§ Set exercise
Switch "screenshot" to "chart" in everything from the start of the material down to the line containing "bar-5 xyxy=(450,438,605,503)", and write those lines out again with nothing else changed.

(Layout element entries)
++++++++
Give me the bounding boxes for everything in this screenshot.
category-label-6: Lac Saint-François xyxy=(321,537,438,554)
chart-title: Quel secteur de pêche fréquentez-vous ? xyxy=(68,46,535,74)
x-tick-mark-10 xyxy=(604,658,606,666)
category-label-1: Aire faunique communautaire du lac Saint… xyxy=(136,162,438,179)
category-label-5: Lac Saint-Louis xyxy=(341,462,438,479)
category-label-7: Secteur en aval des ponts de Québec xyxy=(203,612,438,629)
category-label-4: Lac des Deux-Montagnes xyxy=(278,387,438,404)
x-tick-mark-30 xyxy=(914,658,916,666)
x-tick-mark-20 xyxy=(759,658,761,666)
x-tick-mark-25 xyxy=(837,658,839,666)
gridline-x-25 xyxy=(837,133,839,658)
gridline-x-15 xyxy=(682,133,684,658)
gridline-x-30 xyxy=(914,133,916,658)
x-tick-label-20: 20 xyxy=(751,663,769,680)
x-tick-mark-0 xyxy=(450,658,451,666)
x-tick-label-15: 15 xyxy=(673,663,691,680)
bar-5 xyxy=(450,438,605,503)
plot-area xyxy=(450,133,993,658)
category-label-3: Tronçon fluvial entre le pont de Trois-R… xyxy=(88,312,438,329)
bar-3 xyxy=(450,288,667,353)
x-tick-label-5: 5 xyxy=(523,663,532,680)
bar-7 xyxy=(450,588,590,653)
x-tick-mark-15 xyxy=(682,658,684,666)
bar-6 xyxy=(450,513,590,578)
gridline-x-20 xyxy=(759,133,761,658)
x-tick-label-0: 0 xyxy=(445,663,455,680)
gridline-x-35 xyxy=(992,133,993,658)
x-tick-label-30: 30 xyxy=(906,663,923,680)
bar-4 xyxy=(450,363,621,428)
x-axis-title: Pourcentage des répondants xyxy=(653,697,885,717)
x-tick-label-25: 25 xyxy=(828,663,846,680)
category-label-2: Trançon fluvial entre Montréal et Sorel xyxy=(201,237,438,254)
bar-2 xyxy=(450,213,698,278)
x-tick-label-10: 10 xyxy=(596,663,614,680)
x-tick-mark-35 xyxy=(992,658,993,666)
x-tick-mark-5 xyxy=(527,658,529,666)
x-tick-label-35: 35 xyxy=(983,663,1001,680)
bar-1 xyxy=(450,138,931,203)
++++++++
§ Full response
Give me the bounding boxes for everything in this chart.
category-label-6: Lac Saint-François xyxy=(321,537,438,554)
chart-title: Quel secteur de pêche fréquentez-vous ? xyxy=(68,46,535,74)
x-tick-mark-10 xyxy=(604,658,606,666)
category-label-1: Aire faunique communautaire du lac Saint… xyxy=(136,162,438,179)
category-label-5: Lac Saint-Louis xyxy=(341,462,438,479)
category-label-7: Secteur en aval des ponts de Québec xyxy=(203,612,438,629)
category-label-4: Lac des Deux-Montagnes xyxy=(278,387,438,404)
x-tick-mark-30 xyxy=(914,658,916,666)
x-tick-mark-20 xyxy=(759,658,761,666)
x-tick-mark-25 xyxy=(837,658,839,666)
gridline-x-25 xyxy=(837,133,839,658)
gridline-x-15 xyxy=(682,133,684,658)
gridline-x-30 xyxy=(914,133,916,658)
x-tick-label-20: 20 xyxy=(751,663,769,680)
x-tick-mark-0 xyxy=(450,658,451,666)
x-tick-label-15: 15 xyxy=(673,663,691,680)
bar-5 xyxy=(450,438,605,503)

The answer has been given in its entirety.